**STATED PROBLEM**
Output every line below without omitting or altering anything.

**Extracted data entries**

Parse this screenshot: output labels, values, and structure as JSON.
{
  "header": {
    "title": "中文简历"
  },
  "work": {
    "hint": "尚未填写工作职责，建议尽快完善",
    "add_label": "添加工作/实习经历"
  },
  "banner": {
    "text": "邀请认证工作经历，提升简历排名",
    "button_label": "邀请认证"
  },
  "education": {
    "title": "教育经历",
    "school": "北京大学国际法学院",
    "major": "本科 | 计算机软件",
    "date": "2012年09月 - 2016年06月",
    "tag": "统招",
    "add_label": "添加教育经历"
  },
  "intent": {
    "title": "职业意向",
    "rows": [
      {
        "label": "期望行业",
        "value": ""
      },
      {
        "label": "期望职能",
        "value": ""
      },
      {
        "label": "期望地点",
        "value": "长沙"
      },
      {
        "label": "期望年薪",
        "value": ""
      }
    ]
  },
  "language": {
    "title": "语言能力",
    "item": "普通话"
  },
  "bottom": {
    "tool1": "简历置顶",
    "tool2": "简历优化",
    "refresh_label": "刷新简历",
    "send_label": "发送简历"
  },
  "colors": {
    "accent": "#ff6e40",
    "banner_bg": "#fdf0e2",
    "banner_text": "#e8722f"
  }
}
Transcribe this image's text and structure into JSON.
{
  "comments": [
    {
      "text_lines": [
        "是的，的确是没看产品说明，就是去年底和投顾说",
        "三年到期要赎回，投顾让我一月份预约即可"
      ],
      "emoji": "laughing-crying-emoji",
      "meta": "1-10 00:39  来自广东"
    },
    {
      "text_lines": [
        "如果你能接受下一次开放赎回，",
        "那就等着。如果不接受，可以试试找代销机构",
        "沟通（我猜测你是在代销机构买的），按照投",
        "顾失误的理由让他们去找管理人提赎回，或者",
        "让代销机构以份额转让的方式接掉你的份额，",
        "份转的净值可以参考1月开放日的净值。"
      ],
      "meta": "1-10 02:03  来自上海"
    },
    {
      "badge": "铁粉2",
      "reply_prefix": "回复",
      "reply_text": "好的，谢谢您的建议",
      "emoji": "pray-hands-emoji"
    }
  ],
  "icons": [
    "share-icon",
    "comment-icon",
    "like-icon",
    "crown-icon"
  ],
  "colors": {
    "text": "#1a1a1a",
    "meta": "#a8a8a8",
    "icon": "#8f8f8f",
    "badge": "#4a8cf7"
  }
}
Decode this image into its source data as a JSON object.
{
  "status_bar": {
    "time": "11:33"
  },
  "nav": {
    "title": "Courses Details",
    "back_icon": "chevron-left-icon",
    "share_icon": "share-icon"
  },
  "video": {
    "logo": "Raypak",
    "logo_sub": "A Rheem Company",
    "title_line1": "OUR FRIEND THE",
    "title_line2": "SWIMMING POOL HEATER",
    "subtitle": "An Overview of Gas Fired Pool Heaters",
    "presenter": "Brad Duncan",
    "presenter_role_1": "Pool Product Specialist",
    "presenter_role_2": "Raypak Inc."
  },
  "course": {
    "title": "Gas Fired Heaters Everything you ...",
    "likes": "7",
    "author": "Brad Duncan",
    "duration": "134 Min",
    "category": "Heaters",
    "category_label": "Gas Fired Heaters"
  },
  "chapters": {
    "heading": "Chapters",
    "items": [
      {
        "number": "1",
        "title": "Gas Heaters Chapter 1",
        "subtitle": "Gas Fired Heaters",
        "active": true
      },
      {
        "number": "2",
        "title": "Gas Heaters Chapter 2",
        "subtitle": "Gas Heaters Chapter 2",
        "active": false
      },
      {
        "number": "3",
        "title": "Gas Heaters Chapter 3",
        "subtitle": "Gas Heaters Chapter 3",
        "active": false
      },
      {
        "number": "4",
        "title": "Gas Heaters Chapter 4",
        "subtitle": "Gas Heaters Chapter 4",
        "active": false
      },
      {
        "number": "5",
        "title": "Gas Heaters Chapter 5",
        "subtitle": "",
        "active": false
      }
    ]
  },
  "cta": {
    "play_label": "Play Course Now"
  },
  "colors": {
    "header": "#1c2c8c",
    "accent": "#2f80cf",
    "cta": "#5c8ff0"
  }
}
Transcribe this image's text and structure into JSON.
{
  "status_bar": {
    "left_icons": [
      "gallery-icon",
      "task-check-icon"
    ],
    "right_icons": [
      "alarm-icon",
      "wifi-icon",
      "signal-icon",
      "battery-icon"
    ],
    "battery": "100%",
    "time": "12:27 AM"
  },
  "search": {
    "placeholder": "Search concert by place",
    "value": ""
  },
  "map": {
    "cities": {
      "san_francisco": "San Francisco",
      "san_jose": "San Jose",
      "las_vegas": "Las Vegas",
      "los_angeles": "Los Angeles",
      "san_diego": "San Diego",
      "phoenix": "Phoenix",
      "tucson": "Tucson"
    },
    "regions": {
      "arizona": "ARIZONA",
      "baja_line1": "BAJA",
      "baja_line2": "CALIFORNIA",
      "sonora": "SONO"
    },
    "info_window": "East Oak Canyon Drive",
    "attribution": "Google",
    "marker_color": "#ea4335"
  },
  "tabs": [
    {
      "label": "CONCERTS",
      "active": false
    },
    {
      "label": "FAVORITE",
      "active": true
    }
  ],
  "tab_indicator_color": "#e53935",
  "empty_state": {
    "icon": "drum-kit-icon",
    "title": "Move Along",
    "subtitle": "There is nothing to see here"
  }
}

**FINISHED ANSWER**
Parse this screenshot: output labels, values, and structure as JSON.
{
  "header": {
    "title": "中文简历"
  },
  "work": {
    "hint": "尚未填写工作职责，建议尽快完善",
    "add_label": "添加工作/实习经历"
  },
  "banner": {
    "text": "邀请认证工作经历，提升简历排名",
    "button_label": "邀请认证"
  },
  "education": {
    "title": "教育经历",
    "school": "北京大学国际法学院",
    "major": "本科 | 计算机软件",
    "date": "2012年09月 - 2016年06月",
    "tag": "统招",
    "add_label": "添加教育经历"
  },
  "intent": {
    "title": "职业意向",
    "rows": [
      {
        "label": "期望行业",
        "value": ""
      },
      {
        "label": "期望职能",
        "value": ""
      },
      {
        "label": "期望地点",
        "value": "长沙"
      },
      {
        "label": "期望年薪",
        "value": ""
      }
    ]
  },
  "language": {
    "title": "语言能力",
    "item": "普通话"
  },
  "bottom": {
    "tool1": "简历置顶",
    "tool2": "简历优化",
    "refresh_label": "刷新简历",
    "send_label": "发送简历"
  },
  "colors": {
    "accent": "#ff6e40",
    "banner_bg": "#fdf0e2",
    "banner_text": "#e8722f"
  }
}
Transcribe this image's text and structure into JSON.
{
  "comments": [
    {
      "text_lines": [
        "是的，的确是没看产品说明，就是去年底和投顾说",
        "三年到期要赎回，投顾让我一月份预约即可"
      ],
      "emoji": "laughing-crying-emoji",
      "meta": "1-10 00:39  来自广东"
    },
    {
      "text_lines": [
        "如果你能接受下一次开放赎回，",
        "那就等着。如果不接受，可以试试找代销机构",
        "沟通（我猜测你是在代销机构买的），按照投",
        "顾失误的理由让他们去找管理人提赎回，或者",
        "让代销机构以份额转让的方式接掉你的份额，",
        "份转的净值可以参考1月开放日的净值。"
      ],
      "meta": "1-10 02:03  来自上海"
    },
    {
      "badge": "铁粉2",
      "reply_prefix": "回复",
      "reply_text": "好的，谢谢您的建议",
      "emoji": "pray-hands-emoji"
    }
  ],
  "icons": [
    "share-icon",
    "comment-icon",
    "like-icon",
    "crown-icon"
  ],
  "colors": {
    "text": "#1a1a1a",
    "meta": "#a8a8a8",
    "icon": "#8f8f8f",
    "badge": "#4a8cf7"
  }
}
Decode this image into its source data as a JSON object.
{
  "status_bar": {
    "time": "11:33"
  },
  "nav": {
    "title": "Courses Details",
    "back_icon": "chevron-left-icon",
    "share_icon": "share-icon"
  },
  "video": {
    "logo": "Raypak",
    "logo_sub": "A Rheem Company",
    "title_line1": "OUR FRIEND THE",
    "title_line2": "SWIMMING POOL HEATER",
    "subtitle": "An Overview of Gas Fired Pool Heaters",
    "presenter": "Brad Duncan",
    "presenter_role_1": "Pool Product Specialist",
    "presenter_role_2": "Raypak Inc."
  },
  "course": {
    "title": "Gas Fired Heaters Everything you ...",
    "likes": "7",
    "author": "Brad Duncan",
    "duration": "134 Min",
    "category": "Heaters",
    "category_label": "Gas Fired Heaters"
  },
  "chapters": {
    "heading": "Chapters",
    "items": [
      {
        "number": "1",
        "title": "Gas Heaters Chapter 1",
        "subtitle": "Gas Fired Heaters",
        "active": true
      },
      {
        "number": "2",
        "title": "Gas Heaters Chapter 2",
        "subtitle": "Gas Heaters Chapter 2",
        "active": false
      },
      {
        "number": "3",
        "title": "Gas Heaters Chapter 3",
        "subtitle": "Gas Heaters Chapter 3",
        "active": false
      },
      {
        "number": "4",
        "title": "Gas Heaters Chapter 4",
        "subtitle": "Gas Heaters Chapter 4",
        "active": false
      },
      {
        "number": "5",
        "title": "Gas Heaters Chapter 5",
        "subtitle": "",
        "active": false
      }
    ]
  },
  "cta": {
    "play_label": "Play Course Now"
  },
  "colors": {
    "header": "#1c2c8c",
    "accent": "#2f80cf",
    "cta": "#5c8ff0"
  }
}
Transcribe this image's text and structure into JSON.
{
  "status_bar": {
    "left_icons": [
      "gallery-icon",
      "task-check-icon"
    ],
    "right_icons": [
      "alarm-icon",
      "wifi-icon",
      "signal-icon",
      "battery-icon"
    ],
    "battery": "100%",
    "time": "12:27 AM"
  },
  "search": {
    "placeholder": "Search concert by place",
    "value": ""
  },
  "map": {
    "cities": {
      "san_francisco": "San Francisco",
      "san_jose": "San Jose",
      "las_vegas": "Las Vegas",
      "los_angeles": "Los Angeles",
      "san_diego": "San Diego",
      "phoenix": "Phoenix",
      "tucson": "Tucson"
    },
    "regions": {
      "arizona": "ARIZONA",
      "baja_line1": "BAJA",
      "baja_line2": "CALIFORNIA",
      "sonora": "SONO"
    },
    "info_window": "East Oak Canyon Drive",
    "attribution": "Google",
    "marker_color": "#ea4335"
  },
  "tabs": [
    {
      "label": "CONCERTS",
      "active": false
    },
    {
      "label": "FAVORITE",
      "active": true
    }
  ],
  "tab_indicator_color": "#e53935",
  "empty_state": {
    "icon": "drum-kit-icon",
    "title": "Move Along",
    "subtitle": "There is nothing to see here"
  }
}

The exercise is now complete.